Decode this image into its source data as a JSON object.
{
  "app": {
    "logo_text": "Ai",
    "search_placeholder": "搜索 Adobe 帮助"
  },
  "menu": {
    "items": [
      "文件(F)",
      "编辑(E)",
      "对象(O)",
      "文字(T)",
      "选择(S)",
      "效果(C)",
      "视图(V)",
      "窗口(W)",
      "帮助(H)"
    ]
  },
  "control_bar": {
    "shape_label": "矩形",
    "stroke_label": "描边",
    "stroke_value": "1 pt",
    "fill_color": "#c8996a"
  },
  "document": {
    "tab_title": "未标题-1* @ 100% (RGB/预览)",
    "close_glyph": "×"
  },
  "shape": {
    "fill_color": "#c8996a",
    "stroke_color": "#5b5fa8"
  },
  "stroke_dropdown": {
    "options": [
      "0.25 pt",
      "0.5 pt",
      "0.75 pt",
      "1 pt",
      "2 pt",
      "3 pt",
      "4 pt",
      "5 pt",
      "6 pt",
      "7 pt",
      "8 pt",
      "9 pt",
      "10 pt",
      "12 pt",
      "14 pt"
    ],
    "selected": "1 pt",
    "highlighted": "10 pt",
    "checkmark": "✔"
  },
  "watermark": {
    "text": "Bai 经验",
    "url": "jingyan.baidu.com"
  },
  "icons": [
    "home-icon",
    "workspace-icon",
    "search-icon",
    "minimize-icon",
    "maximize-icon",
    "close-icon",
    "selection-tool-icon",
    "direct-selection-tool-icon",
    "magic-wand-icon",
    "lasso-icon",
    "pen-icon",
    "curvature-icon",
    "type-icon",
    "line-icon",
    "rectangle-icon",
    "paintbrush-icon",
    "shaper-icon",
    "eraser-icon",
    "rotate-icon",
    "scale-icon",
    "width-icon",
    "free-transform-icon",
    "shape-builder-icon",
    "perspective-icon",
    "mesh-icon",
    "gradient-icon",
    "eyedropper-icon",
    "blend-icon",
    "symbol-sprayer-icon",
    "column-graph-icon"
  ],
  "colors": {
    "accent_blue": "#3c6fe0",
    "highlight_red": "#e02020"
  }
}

----------

> WHAT IS NEEDED: Give all of the entries again, word for word.

> ANSWER TO THIS TASK:
Decode this image into its source data as a JSON object.
{
  "app": {
    "logo_text": "Ai",
    "search_placeholder": "搜索 Adobe 帮助"
  },
  "menu": {
    "items": [
      "文件(F)",
      "编辑(E)",
      "对象(O)",
      "文字(T)",
      "选择(S)",
      "效果(C)",
      "视图(V)",
      "窗口(W)",
      "帮助(H)"
    ]
  },
  "control_bar": {
    "shape_label": "矩形",
    "stroke_label": "描边",
    "stroke_value": "1 pt",
    "fill_color": "#c8996a"
  },
  "document": {
    "tab_title": "未标题-1* @ 100% (RGB/预览)",
    "close_glyph": "×"
  },
  "shape": {
    "fill_color": "#c8996a",
    "stroke_color": "#5b5fa8"
  },
  "stroke_dropdown": {
    "options": [
      "0.25 pt",
      "0.5 pt",
      "0.75 pt",
      "1 pt",
      "2 pt",
      "3 pt",
      "4 pt",
      "5 pt",
      "6 pt",
      "7 pt",
      "8 pt",
      "9 pt",
      "10 pt",
      "12 pt",
      "14 pt"
    ],
    "selected": "1 pt",
    "highlighted": "10 pt",
    "checkmark": "✔"
  },
  "watermark": {
    "text": "Bai 经验",
    "url": "jingyan.baidu.com"
  },
  "icons": [
    "home-icon",
    "workspace-icon",
    "search-icon",
    "minimize-icon",
    "maximize-icon",
    "close-icon",
    "selection-tool-icon",
    "direct-selection-tool-icon",
    "magic-wand-icon",
    "lasso-icon",
    "pen-icon",
    "curvature-icon",
    "type-icon",
    "line-icon",
    "rectangle-icon",
    "paintbrush-icon",
    "shaper-icon",
    "eraser-icon",
    "rotate-icon",
    "scale-icon",
    "width-icon",
    "free-transform-icon",
    "shape-builder-icon",
    "perspective-icon",
    "mesh-icon",
    "gradient-icon",
    "eyedropper-icon",
    "blend-icon",
    "symbol-sprayer-icon",
    "column-graph-icon"
  ],
  "colors": {
    "accent_blue": "#3c6fe0",
    "highlight_red": "#e02020"
  }
}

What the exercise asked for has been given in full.